• _Exercise description_:
Using the listing below, extract each line that has the word "Plane" in it.

☆ ☆ ☆ ☆ ☆ ☆ ☆

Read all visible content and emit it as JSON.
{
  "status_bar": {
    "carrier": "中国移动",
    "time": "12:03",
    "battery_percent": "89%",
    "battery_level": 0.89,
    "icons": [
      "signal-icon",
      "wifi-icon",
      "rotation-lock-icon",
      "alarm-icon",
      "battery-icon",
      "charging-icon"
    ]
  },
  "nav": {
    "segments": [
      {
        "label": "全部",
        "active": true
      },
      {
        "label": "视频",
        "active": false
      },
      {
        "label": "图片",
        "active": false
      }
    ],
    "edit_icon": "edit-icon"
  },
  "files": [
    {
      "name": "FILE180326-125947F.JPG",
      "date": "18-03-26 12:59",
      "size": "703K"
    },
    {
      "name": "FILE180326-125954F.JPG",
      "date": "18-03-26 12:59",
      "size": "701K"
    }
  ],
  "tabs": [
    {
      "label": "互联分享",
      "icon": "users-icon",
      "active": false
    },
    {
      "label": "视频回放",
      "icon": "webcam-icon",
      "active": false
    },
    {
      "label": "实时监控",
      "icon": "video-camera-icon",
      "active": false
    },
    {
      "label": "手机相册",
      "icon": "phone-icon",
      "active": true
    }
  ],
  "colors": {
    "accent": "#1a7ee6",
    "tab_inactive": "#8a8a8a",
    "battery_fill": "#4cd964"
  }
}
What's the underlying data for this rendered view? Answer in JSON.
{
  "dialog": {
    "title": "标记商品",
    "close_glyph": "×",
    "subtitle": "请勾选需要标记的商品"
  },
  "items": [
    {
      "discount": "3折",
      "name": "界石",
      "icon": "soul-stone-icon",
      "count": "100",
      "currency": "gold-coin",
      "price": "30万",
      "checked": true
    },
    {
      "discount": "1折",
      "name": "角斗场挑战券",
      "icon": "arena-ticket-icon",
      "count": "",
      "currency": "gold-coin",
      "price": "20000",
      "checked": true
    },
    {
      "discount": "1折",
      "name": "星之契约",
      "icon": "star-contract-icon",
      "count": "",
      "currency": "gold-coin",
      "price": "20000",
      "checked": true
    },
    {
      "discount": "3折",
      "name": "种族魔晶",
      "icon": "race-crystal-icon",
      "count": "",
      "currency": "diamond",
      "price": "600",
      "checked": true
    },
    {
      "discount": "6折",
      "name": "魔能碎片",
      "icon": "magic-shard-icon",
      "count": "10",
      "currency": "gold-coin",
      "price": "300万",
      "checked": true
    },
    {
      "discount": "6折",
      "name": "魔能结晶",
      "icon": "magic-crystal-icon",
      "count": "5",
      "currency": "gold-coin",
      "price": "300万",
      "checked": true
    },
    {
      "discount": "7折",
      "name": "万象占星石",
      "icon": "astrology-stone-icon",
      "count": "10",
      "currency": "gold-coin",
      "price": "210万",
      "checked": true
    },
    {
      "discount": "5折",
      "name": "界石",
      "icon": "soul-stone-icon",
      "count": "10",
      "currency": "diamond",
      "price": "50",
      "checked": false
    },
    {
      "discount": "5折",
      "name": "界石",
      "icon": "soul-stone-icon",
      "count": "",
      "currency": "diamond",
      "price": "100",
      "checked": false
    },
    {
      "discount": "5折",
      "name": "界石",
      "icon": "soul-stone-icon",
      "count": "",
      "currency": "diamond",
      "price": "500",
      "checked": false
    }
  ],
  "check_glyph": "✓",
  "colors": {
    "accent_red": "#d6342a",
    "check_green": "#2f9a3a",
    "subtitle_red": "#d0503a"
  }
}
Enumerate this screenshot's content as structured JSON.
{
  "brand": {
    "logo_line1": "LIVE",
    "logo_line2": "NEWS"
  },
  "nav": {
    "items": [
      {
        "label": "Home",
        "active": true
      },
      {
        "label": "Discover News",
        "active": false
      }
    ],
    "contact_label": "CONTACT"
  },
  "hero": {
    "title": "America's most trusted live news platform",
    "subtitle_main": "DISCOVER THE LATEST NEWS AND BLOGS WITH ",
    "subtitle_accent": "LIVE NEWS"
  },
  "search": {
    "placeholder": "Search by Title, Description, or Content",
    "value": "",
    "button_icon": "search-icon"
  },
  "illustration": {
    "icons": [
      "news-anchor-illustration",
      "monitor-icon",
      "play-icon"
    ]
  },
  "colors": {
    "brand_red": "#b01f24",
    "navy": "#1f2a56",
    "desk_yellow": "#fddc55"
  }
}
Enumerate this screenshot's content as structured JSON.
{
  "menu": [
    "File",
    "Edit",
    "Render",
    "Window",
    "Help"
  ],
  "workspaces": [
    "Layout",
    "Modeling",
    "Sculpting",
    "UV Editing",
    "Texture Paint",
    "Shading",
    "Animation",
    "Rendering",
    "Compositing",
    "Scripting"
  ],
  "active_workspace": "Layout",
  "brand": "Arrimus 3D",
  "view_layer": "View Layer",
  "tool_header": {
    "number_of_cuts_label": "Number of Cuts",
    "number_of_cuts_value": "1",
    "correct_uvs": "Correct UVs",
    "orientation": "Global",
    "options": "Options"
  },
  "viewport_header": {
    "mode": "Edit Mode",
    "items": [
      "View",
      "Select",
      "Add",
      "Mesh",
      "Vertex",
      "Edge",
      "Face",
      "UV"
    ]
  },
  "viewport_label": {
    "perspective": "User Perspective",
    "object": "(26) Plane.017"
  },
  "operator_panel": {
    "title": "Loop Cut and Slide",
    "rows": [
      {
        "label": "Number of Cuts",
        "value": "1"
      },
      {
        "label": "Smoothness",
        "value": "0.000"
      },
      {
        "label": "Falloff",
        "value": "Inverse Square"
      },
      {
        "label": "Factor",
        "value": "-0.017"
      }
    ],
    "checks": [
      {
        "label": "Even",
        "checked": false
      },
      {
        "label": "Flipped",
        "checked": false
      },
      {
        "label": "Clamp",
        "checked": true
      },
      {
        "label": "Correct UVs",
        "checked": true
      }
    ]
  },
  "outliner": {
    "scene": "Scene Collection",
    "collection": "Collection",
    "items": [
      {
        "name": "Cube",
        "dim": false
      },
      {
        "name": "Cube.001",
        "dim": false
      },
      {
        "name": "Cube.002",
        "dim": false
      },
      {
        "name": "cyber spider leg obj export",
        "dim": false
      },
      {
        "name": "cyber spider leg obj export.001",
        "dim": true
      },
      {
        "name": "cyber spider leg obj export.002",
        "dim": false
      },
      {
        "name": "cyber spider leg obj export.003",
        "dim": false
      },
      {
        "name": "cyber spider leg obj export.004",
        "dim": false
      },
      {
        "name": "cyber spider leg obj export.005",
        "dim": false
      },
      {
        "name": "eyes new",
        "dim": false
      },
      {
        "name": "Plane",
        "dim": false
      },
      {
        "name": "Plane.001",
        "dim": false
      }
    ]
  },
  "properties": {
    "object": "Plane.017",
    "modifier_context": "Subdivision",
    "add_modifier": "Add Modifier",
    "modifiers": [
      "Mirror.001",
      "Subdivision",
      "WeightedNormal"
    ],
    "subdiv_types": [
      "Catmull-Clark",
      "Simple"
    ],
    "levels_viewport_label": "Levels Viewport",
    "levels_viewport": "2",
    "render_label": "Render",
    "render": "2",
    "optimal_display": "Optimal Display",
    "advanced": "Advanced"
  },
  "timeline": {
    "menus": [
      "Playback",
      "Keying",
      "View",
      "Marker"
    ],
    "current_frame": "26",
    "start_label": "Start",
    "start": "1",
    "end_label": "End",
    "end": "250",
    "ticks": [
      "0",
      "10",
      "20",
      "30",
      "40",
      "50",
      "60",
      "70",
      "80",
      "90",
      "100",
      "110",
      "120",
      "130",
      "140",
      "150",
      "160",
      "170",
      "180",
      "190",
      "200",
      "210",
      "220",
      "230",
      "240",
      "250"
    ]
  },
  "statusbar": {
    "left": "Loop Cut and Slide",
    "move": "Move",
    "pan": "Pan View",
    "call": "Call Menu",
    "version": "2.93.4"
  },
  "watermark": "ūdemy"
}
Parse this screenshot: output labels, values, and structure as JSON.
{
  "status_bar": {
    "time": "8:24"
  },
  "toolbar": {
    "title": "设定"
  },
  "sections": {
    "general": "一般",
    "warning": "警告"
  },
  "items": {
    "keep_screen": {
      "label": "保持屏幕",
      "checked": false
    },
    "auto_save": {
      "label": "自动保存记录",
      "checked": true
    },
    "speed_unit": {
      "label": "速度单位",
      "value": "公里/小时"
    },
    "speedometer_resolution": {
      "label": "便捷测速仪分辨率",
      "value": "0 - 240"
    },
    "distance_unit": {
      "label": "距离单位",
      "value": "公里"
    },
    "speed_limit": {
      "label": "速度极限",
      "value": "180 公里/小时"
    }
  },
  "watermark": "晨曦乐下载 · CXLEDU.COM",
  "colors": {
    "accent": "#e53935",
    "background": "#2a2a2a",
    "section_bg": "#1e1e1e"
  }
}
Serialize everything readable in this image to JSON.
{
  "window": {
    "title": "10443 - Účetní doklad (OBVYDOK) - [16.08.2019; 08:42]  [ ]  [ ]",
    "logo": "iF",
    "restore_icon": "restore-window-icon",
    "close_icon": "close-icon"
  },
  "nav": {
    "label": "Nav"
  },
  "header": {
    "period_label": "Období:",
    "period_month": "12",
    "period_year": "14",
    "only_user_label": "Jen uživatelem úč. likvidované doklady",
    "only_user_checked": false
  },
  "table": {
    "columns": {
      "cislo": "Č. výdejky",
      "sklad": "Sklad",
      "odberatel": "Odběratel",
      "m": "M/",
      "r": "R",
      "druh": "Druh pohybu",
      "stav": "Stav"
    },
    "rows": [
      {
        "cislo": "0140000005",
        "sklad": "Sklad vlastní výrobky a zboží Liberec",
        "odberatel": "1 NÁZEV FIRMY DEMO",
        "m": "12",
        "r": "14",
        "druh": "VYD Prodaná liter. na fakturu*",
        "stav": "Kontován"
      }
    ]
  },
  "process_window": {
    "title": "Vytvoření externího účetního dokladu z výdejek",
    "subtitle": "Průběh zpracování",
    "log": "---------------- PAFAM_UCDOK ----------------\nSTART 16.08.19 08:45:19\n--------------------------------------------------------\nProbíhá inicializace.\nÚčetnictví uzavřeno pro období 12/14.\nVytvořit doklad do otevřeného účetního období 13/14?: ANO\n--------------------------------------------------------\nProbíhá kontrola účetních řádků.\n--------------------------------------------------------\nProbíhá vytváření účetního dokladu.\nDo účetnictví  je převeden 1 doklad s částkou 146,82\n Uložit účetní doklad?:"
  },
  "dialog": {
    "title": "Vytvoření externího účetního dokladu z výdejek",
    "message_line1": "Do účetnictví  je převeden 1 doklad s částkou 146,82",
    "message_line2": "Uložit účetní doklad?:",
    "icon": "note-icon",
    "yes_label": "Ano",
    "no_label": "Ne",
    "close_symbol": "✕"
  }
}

☆ ☆ ☆ ☆ ☆ ☆ ☆

• _Result_:
    "object": "(26) Plane.017"
        "name": "Plane",
        "name": "Plane.001",
    "object": "Plane.017",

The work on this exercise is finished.